#### Exercise requirements
Every line in the listing that holds "Branch" counts once; state the total and nothing more.

§

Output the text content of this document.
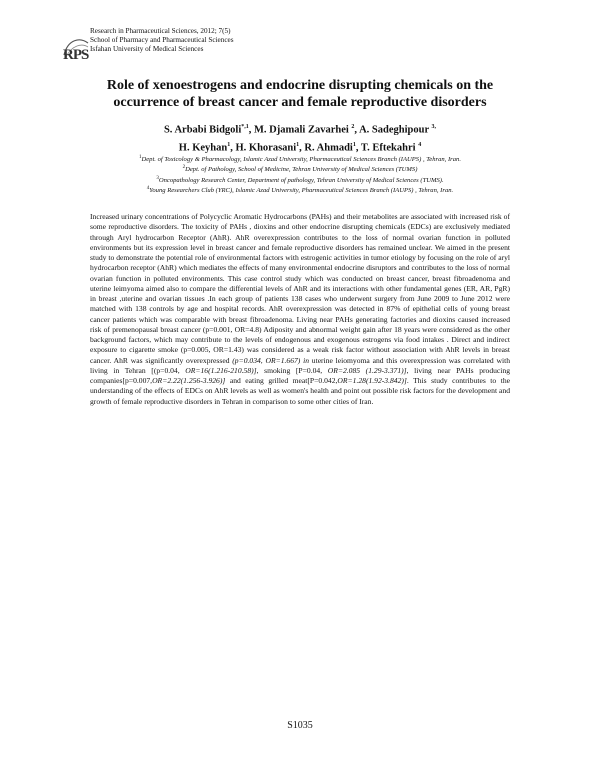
RPS
Research in Pharmaceutical Sciences, 2012; 7(5)
School of Pharmacy and Pharmaceutical Sciences
Isfahan University of Medical Sciences
Role of xenoestrogens and endocrine disrupting chemicals on the
occurrence of breast cancer and female reproductive disorders
S. Arbabi Bidgoli$^{*,1}$, M. Djamali Zavarhei $^2$, A. Sadeghipour $^{3,}$
H. Keyhan$^1$, H. Khorasani$^1$, R. Ahmadi$^1$, T. Eftekahri $^4$
$^1$Dept. of Toxicology & Pharmacology, Islamic Azad University, Pharmaceutical Sciences Branch (IAUPS) , Tehran, Iran.
$^2$Dept. of Pathology, School of Medicine, Tehran University of Medical Sciences (TUMS)
$^3$Oncopathology Research Center, Department of pathology, Tehran University of Medical Sciences (TUMS).
$^4$Young Researchers Club (YRC), Islamic Azad University, Pharmaceutical Sciences Branch (IAUPS) , Tehran, Iran.

Increased urinary concentrations of Polycyclic Aromatic Hydrocarbons (PAHs) and their metabolites are associated with increased risk of some reproductive disorders. The toxicity of PAHs , dioxins and other endocrine disrupting chemicals (EDCs) are exclusively mediated through Aryl hydrocarbon Receptor (AhR). AhR overexpression contributes to the loss of normal ovarian function in polluted environments but its expression level in breast cancer and female reproductive disorders has remained unclear. We aimed in the present study to demonstrate the potential role of environmental factors with estrogenic activities in tumor etiology by focusing on the role of aryl hydrocarbon receptor (AhR) which mediates the effects of many environmental endocrine disruptors and contributes to the loss of normal ovarian function in polluted environments. This case control study which was conducted on breast cancer, breast fibroadenoma and uterine leimyoma aimed also to compare the differential levels of AhR and its interactions with other fundamental genes (ER, AR, PgR) in breast ,uterine and ovarian tissues .In each group of patients 138 cases who underwent surgery from June 2009 to June 2012 were matched with 138 controls by age and hospital records. AhR overexpression was detected in 87% of epithelial cells of young breast cancer patients which was comparable with breast fibroadenoma. Living near PAHs generating factories and dioxins caused increased risk of premenopausal breast cancer (p=0.001, OR=4.8) Adiposity and abnormal weight gain after 18 years were considered as the other background factors, which may contribute to the levels of endogenous and exogenous estrogens via food intakes . Direct and indirect exposure to cigarette smoke (p=0.005, OR=1.43) was considered as a weak risk factor without association with AhR levels in breast cancer. AhR was significantly overexpressed (p=0.034, OR=1.667) in uterine leiomyoma and this overexpression was correlated with living in Tehran [(p=0.04, OR=16(1.216-210.58)], smoking [P=0.04, OR=2.085 (1.29-3.371)], living near PAHs producing companies[p=0.007,OR=2.22(1.256-3.926)] and eating grilled meat[P=0.042,OR=1.28(1.92-3.842)]. This study contributes to the understanding of the effects of EDCs on AhR levels as well as women's health and point out possible risk factors for the development and growth of female reproductive disorders in Tehran in comparison to some other cities of Iran.

S1035
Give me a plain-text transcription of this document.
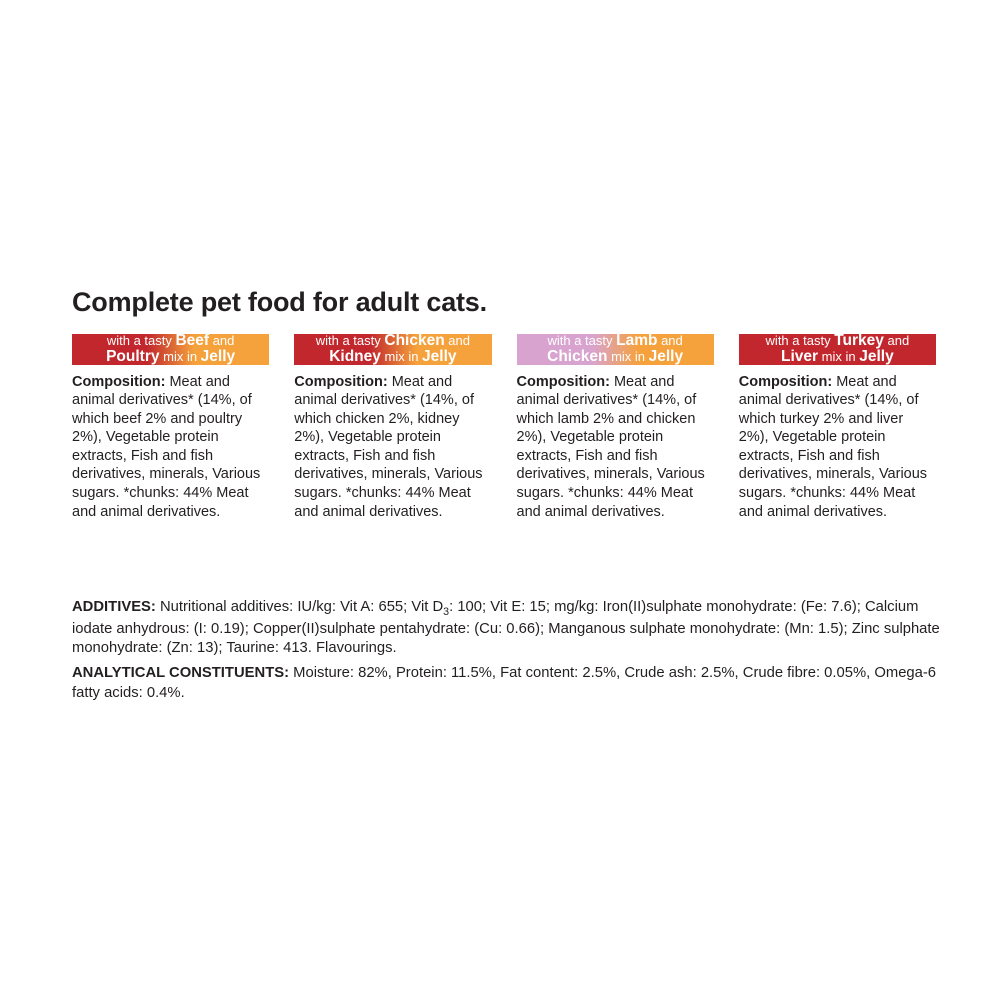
Complete pet food for adult cats.
with a tasty Beef and
Poultry mix in Jelly
Composition: Meat and animal derivatives* (14%, of which beef 2% and poultry 2%), Vegetable protein extracts, Fish and fish derivatives, minerals, Various sugars. *chunks: 44% Meat and animal derivatives.
with a tasty Chicken and
Kidney mix in Jelly
Composition: Meat and animal derivatives* (14%, of which chicken 2%, kidney 2%), Vegetable protein extracts, Fish and fish derivatives, minerals, Various sugars. *chunks: 44% Meat and animal derivatives.
with a tasty Lamb and
Chicken mix in Jelly
Composition: Meat and animal derivatives* (14%, of which lamb 2% and chicken 2%), Vegetable protein extracts, Fish and fish derivatives, minerals, Various sugars. *chunks: 44% Meat and animal derivatives.
with a tasty Turkey and
Liver mix in Jelly
Composition: Meat and animal derivatives* (14%, of which turkey 2% and liver 2%), Vegetable protein extracts, Fish and fish derivatives, minerals, Various sugars. *chunks: 44% Meat and animal derivatives.

ADDITIVES: Nutritional additives: IU/kg: Vit A: 655; Vit $D_3$: 100; Vit E: 15; mg/kg: Iron(II)sulphate monohydrate: (Fe: 7.6); Calcium iodate anhydrous: (I: 0.19); Copper(II)sulphate pentahydrate: (Cu: 0.66); Manganous sulphate monohydrate: (Mn: 1.5); Zinc sulphate monohydrate: (Zn: 13); Taurine: 413. Flavourings.

ANALYTICAL CONSTITUENTS: Moisture: 82%, Protein: 11.5%, Fat content: 2.5%, Crude ash: 2.5%, Crude fibre: 0.05%, Omega-6 fatty acids: 0.4%.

§

#### Completed task
2